--- SHORT PROBLEM ---
Which lines have the string "value"? Copy all of them from the entries below.

========================================================================

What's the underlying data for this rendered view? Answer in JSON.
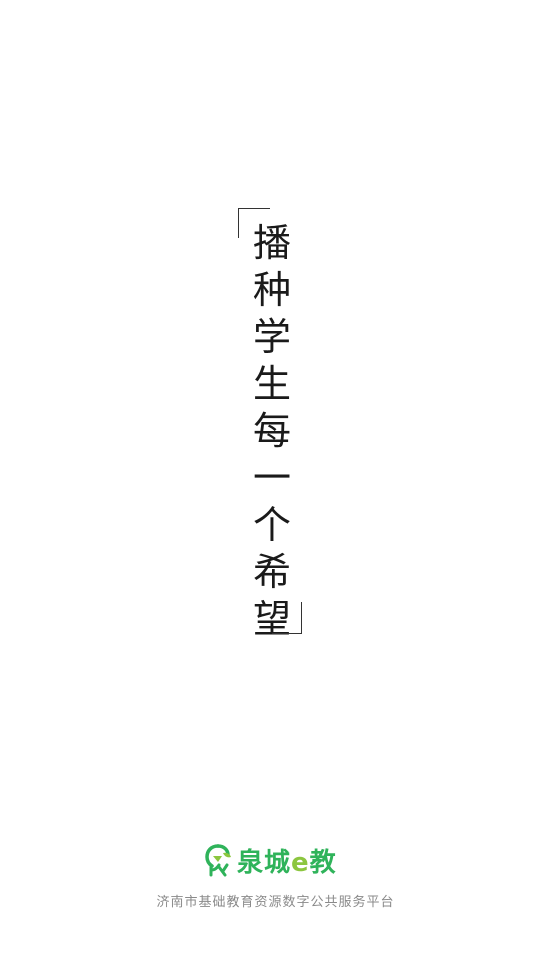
{
  "slogan": {
    "characters": [
      "播",
      "种",
      "学",
      "生",
      "每",
      "一",
      "个",
      "希",
      "望"
    ]
  },
  "brand": {
    "logo_icon": "quancheng-logo-icon",
    "name_part1": "泉城",
    "name_e": "e",
    "name_part2": "教",
    "primary_color": "#2fb35a",
    "accent_color": "#8cc63f"
  },
  "footer": {
    "caption": "济南市基础教育资源数字公共服务平台"
  }
}
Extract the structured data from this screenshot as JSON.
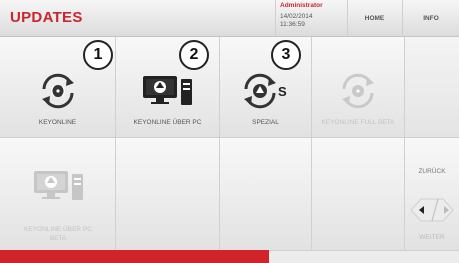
{
  "header": {
    "title": "UPDATES",
    "user": {
      "name": "Administrator",
      "date": "14/02/2014",
      "time": "11:36:59"
    },
    "nav": {
      "home": "HOME",
      "info": "INFO"
    }
  },
  "tiles": [
    {
      "label": "KEYONLINE",
      "icon": "keyonline-refresh-icon",
      "enabled": true
    },
    {
      "label": "KEYONLINE ÜBER PC",
      "icon": "computer-tower-icon",
      "enabled": true
    },
    {
      "label": "SPEZIAL",
      "icon": "special-refresh-icon",
      "enabled": true
    },
    {
      "label": "KEYONLINE FULL BETA",
      "icon": "keyonline-refresh-icon",
      "enabled": false
    },
    {
      "label": "KEYONLINE ÜBER PC BETA",
      "icon": "computer-tower-icon",
      "enabled": false
    }
  ],
  "badges": [
    "1",
    "2",
    "3"
  ],
  "pager": {
    "back_label": "ZURÜCK",
    "next_label": "WEITER"
  },
  "colors": {
    "accent": "#c8262e",
    "red_bar": "#d2232a"
  }
}
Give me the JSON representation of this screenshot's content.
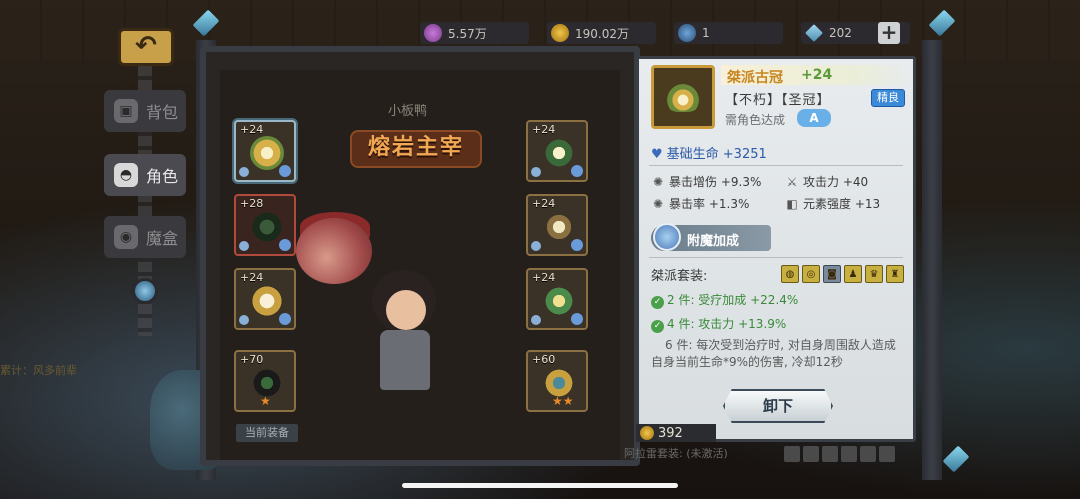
{
  "resources": [
    {
      "name": "gem-icon",
      "value": "5.57万"
    },
    {
      "name": "gold-icon",
      "value": "190.02万"
    },
    {
      "name": "orb-icon",
      "value": "1"
    },
    {
      "name": "diamond-icon",
      "value": "202"
    }
  ],
  "add_label": "+",
  "nav": {
    "back_glyph": "↶",
    "items": [
      {
        "label": "背包",
        "glyph": "▣"
      },
      {
        "label": "角色",
        "glyph": "◓"
      },
      {
        "label": "魔盒",
        "glyph": "◉"
      }
    ]
  },
  "center": {
    "hero_name": "小板鸭",
    "boss_title": "熔岩主宰",
    "current_equip": "当前装备",
    "left_hint": "累计：风多前辈",
    "slots": [
      {
        "level": "+24"
      },
      {
        "level": "+28"
      },
      {
        "level": "+24"
      },
      {
        "level": "+70",
        "stars": "★"
      },
      {
        "level": "+24"
      },
      {
        "level": "+24"
      },
      {
        "level": "+24"
      },
      {
        "level": "+60",
        "stars": "★★"
      }
    ]
  },
  "card": {
    "name": "桀派古冠",
    "level": "+24",
    "tags": "【不朽】【圣冠】",
    "quality": "精良",
    "requirement": "需角色达成",
    "requirement_badge": "A",
    "main_stat": "基础生命 +3251",
    "heart_glyph": "♥",
    "stats": [
      {
        "label": "暴击增伤 +9.3%",
        "glyph": "✺"
      },
      {
        "label": "攻击力   +40",
        "glyph": "⚔"
      },
      {
        "label": "暴击率   +1.3%",
        "glyph": "✺"
      },
      {
        "label": "元素强度 +13",
        "glyph": "◧"
      }
    ],
    "enchant": "附魔加成",
    "set_label": "桀派套装:",
    "set_icons": [
      "◍",
      "◎",
      "◙",
      "♟",
      "♛",
      "♜"
    ],
    "bonuses": [
      {
        "text": "2 件: 受疗加成 +22.4%"
      },
      {
        "text": "4 件: 攻击力 +13.9%"
      }
    ],
    "check_glyph": "✓",
    "desc": "6 件: 每次受到治疗时, 对自身周围敌人造成自身当前生命*9%的伤害, 冷却12秒",
    "unequip": "卸下",
    "price": "392",
    "bottom_text": "阿拉雷套装: (未激活)"
  }
}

========================================================================

--- ANSWER TO THIS TASK ---
      "value": "5.57万"
      "value": "190.02万"
      "value": "1"
      "value": "202"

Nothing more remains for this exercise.